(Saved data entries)
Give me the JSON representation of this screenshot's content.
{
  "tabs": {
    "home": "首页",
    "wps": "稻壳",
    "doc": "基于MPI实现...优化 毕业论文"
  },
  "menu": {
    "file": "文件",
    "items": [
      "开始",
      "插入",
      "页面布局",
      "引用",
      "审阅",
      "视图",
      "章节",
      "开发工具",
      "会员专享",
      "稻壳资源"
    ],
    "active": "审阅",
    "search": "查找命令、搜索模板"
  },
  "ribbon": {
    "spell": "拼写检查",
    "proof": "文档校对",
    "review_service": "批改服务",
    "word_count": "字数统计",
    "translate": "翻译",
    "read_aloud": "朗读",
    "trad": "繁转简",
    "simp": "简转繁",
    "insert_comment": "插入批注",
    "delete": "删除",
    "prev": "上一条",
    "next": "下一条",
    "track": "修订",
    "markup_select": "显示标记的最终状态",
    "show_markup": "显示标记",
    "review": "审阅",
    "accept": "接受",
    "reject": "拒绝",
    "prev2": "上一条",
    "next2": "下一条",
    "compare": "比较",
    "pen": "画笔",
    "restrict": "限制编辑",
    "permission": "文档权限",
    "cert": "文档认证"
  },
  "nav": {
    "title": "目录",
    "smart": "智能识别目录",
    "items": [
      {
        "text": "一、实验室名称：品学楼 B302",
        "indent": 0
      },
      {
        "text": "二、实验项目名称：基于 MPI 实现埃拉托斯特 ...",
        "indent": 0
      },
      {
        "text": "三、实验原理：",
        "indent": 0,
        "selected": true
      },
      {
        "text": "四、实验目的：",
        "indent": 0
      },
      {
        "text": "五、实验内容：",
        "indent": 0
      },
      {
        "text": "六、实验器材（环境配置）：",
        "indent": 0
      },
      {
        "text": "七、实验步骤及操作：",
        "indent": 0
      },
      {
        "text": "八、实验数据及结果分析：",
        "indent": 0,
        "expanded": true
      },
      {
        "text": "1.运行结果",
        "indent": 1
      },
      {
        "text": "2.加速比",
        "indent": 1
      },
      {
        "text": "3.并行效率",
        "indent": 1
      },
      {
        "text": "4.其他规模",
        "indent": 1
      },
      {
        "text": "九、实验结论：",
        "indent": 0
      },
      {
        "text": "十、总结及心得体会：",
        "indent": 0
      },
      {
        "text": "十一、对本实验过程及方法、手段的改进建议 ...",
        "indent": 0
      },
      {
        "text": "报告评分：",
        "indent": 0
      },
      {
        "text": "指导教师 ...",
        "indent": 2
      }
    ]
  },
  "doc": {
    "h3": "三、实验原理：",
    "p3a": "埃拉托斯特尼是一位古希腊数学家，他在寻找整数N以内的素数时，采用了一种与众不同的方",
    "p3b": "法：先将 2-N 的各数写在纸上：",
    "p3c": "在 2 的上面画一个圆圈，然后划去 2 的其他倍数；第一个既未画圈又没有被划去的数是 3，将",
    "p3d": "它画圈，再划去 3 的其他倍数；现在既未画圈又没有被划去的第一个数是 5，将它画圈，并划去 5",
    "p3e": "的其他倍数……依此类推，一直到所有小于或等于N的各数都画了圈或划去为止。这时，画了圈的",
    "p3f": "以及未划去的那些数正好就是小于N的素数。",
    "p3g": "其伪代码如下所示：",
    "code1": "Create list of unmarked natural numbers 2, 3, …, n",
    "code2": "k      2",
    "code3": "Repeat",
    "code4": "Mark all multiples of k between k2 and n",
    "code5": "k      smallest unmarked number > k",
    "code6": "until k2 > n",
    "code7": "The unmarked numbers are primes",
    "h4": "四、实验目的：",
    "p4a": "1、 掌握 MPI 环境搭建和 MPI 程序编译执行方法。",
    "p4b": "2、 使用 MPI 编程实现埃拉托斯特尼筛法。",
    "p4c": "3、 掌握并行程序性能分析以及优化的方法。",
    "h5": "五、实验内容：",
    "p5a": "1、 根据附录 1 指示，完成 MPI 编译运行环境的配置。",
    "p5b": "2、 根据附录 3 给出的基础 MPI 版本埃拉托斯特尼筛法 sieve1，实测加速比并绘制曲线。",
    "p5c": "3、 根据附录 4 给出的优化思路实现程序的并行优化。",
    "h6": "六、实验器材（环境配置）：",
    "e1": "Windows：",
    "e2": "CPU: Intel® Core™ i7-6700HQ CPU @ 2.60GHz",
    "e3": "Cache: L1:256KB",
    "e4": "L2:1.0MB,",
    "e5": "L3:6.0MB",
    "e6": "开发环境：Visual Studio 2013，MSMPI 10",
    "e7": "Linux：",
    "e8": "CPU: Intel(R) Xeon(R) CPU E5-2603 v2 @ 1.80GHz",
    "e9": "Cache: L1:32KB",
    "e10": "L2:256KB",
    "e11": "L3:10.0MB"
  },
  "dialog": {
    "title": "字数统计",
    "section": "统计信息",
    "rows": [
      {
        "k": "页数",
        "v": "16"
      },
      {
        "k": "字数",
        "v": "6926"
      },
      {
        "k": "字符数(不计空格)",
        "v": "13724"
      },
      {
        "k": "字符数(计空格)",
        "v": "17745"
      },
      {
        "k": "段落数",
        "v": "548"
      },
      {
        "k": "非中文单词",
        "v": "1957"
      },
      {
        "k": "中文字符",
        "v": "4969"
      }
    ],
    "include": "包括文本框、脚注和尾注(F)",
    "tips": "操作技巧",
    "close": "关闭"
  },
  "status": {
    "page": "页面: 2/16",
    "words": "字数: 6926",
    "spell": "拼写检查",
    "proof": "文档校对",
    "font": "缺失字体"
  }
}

Problem to solve - Write down the number of lines where the word "的其他倍数" appears, and nothing further.

Written answer - 3